▶ Required work: Repeat the material exactly as it appears.

= = =

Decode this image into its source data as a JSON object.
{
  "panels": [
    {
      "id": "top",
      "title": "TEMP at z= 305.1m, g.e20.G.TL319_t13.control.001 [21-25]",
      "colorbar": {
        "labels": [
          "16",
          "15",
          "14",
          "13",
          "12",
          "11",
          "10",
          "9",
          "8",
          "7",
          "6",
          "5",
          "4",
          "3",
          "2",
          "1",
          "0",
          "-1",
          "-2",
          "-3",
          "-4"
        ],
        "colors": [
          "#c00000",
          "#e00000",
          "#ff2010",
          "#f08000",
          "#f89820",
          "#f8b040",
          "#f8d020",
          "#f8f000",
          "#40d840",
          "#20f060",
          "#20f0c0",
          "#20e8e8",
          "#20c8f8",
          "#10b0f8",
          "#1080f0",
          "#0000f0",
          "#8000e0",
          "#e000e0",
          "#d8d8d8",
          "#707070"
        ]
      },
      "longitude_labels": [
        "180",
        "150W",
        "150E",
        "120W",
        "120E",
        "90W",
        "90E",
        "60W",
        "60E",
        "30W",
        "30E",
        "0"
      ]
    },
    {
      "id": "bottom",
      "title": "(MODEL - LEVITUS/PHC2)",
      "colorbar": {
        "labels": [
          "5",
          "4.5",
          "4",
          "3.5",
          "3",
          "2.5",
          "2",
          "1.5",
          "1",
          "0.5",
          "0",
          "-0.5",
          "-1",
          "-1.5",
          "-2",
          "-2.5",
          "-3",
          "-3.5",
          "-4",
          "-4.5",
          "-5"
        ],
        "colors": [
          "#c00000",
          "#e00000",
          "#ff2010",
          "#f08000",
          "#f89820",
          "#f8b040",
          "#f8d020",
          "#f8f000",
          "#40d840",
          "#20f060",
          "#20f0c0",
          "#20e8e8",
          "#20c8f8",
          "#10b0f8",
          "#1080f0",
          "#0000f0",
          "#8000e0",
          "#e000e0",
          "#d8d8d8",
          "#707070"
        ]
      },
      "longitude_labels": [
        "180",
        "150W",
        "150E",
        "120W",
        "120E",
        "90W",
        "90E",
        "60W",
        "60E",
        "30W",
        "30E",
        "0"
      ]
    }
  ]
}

= = =

▶ Answer to this task:
Decode this image into its source data as a JSON object.
{
  "panels": [
    {
      "id": "top",
      "title": "TEMP at z= 305.1m, g.e20.G.TL319_t13.control.001 [21-25]",
      "colorbar": {
        "labels": [
          "16",
          "15",
          "14",
          "13",
          "12",
          "11",
          "10",
          "9",
          "8",
          "7",
          "6",
          "5",
          "4",
          "3",
          "2",
          "1",
          "0",
          "-1",
          "-2",
          "-3",
          "-4"
        ],
        "colors": [
          "#c00000",
          "#e00000",
          "#ff2010",
          "#f08000",
          "#f89820",
          "#f8b040",
          "#f8d020",
          "#f8f000",
          "#40d840",
          "#20f060",
          "#20f0c0",
          "#20e8e8",
          "#20c8f8",
          "#10b0f8",
          "#1080f0",
          "#0000f0",
          "#8000e0",
          "#e000e0",
          "#d8d8d8",
          "#707070"
        ]
      },
      "longitude_labels": [
        "180",
        "150W",
        "150E",
        "120W",
        "120E",
        "90W",
        "90E",
        "60W",
        "60E",
        "30W",
        "30E",
        "0"
      ]
    },
    {
      "id": "bottom",
      "title": "(MODEL - LEVITUS/PHC2)",
      "colorbar": {
        "labels": [
          "5",
          "4.5",
          "4",
          "3.5",
          "3",
          "2.5",
          "2",
          "1.5",
          "1",
          "0.5",
          "0",
          "-0.5",
          "-1",
          "-1.5",
          "-2",
          "-2.5",
          "-3",
          "-3.5",
          "-4",
          "-4.5",
          "-5"
        ],
        "colors": [
          "#c00000",
          "#e00000",
          "#ff2010",
          "#f08000",
          "#f89820",
          "#f8b040",
          "#f8d020",
          "#f8f000",
          "#40d840",
          "#20f060",
          "#20f0c0",
          "#20e8e8",
          "#20c8f8",
          "#10b0f8",
          "#1080f0",
          "#0000f0",
          "#8000e0",
          "#e000e0",
          "#d8d8d8",
          "#707070"
        ]
      },
      "longitude_labels": [
        "180",
        "150W",
        "150E",
        "120W",
        "120E",
        "90W",
        "90E",
        "60W",
        "60E",
        "30W",
        "30E",
        "0"
      ]
    }
  ]
}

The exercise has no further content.